··· Stored records ···

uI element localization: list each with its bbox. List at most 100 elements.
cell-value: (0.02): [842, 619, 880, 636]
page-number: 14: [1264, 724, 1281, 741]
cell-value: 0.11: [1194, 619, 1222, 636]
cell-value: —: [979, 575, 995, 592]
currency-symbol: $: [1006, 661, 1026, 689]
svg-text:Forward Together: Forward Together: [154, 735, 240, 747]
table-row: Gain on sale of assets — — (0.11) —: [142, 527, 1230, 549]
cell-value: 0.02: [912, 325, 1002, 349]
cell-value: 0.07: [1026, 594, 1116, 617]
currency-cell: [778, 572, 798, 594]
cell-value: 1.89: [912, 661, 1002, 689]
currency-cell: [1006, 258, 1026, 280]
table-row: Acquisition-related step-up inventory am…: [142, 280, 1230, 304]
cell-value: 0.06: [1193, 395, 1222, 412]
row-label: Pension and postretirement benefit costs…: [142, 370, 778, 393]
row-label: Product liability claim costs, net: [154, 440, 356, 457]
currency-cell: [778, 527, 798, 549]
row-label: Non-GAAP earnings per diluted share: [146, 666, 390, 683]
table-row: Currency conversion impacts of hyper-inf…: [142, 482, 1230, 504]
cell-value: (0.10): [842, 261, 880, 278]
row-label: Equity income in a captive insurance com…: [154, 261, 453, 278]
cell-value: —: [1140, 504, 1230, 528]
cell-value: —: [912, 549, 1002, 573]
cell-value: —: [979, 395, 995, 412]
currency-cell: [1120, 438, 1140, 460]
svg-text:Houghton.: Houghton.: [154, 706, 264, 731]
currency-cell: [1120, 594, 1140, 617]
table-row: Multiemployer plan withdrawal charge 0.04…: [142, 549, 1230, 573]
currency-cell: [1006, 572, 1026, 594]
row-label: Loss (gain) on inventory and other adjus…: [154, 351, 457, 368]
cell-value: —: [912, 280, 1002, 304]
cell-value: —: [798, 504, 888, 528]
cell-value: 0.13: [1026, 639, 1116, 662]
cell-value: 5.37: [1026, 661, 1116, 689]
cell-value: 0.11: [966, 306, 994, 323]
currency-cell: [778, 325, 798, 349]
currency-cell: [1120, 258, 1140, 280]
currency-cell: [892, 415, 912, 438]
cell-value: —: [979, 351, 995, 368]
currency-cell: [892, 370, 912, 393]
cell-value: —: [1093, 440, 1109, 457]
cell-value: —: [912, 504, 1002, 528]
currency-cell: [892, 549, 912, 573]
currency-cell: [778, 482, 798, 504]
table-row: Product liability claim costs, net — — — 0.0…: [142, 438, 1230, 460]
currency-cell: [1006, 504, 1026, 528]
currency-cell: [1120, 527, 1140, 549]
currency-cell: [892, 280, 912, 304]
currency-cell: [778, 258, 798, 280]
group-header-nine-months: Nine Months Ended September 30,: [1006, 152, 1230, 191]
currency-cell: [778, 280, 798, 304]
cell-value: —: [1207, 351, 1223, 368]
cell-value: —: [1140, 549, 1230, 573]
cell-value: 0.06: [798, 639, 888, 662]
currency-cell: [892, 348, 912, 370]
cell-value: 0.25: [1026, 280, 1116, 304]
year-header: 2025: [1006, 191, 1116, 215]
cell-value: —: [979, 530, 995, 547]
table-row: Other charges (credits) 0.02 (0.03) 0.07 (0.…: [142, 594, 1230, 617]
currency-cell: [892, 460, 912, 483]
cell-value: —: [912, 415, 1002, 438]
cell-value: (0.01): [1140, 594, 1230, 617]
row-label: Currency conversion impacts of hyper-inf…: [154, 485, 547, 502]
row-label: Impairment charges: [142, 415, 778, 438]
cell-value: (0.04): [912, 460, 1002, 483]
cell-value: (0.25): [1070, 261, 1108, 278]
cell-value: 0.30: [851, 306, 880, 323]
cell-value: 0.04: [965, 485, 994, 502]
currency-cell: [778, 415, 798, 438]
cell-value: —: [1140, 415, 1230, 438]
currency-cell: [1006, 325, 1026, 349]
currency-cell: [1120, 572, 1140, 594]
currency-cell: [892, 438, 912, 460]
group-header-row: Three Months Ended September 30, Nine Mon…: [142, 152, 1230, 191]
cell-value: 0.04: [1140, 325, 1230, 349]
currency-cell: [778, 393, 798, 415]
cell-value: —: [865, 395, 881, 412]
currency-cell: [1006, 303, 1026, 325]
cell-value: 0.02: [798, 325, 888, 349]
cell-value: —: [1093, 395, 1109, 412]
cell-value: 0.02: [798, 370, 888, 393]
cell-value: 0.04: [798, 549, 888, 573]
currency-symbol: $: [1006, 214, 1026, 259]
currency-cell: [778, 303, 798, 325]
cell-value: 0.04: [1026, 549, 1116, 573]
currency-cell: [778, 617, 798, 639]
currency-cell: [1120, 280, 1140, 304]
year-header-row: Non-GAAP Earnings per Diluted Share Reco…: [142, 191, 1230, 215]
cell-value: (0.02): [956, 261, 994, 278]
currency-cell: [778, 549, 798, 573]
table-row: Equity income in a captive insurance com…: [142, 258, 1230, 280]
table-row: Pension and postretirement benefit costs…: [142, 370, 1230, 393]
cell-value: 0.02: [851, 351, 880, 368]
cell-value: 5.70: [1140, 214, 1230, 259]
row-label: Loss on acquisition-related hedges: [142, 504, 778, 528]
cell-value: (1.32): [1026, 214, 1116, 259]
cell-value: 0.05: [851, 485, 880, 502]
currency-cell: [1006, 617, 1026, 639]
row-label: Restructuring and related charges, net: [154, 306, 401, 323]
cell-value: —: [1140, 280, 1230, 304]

···

Work to complete. Can you reproduce word for word the lines from the very first one up to and including the line with "currency-symbol: $: [1006, 661, 1026, 689]"?

Exercise response.
uI element localization: list each with its bbox. List at most 100 elements.
cell-value: (0.02): [842, 619, 880, 636]
page-number: 14: [1264, 724, 1281, 741]
cell-value: 0.11: [1194, 619, 1222, 636]
cell-value: —: [979, 575, 995, 592]
currency-symbol: $: [1006, 661, 1026, 689]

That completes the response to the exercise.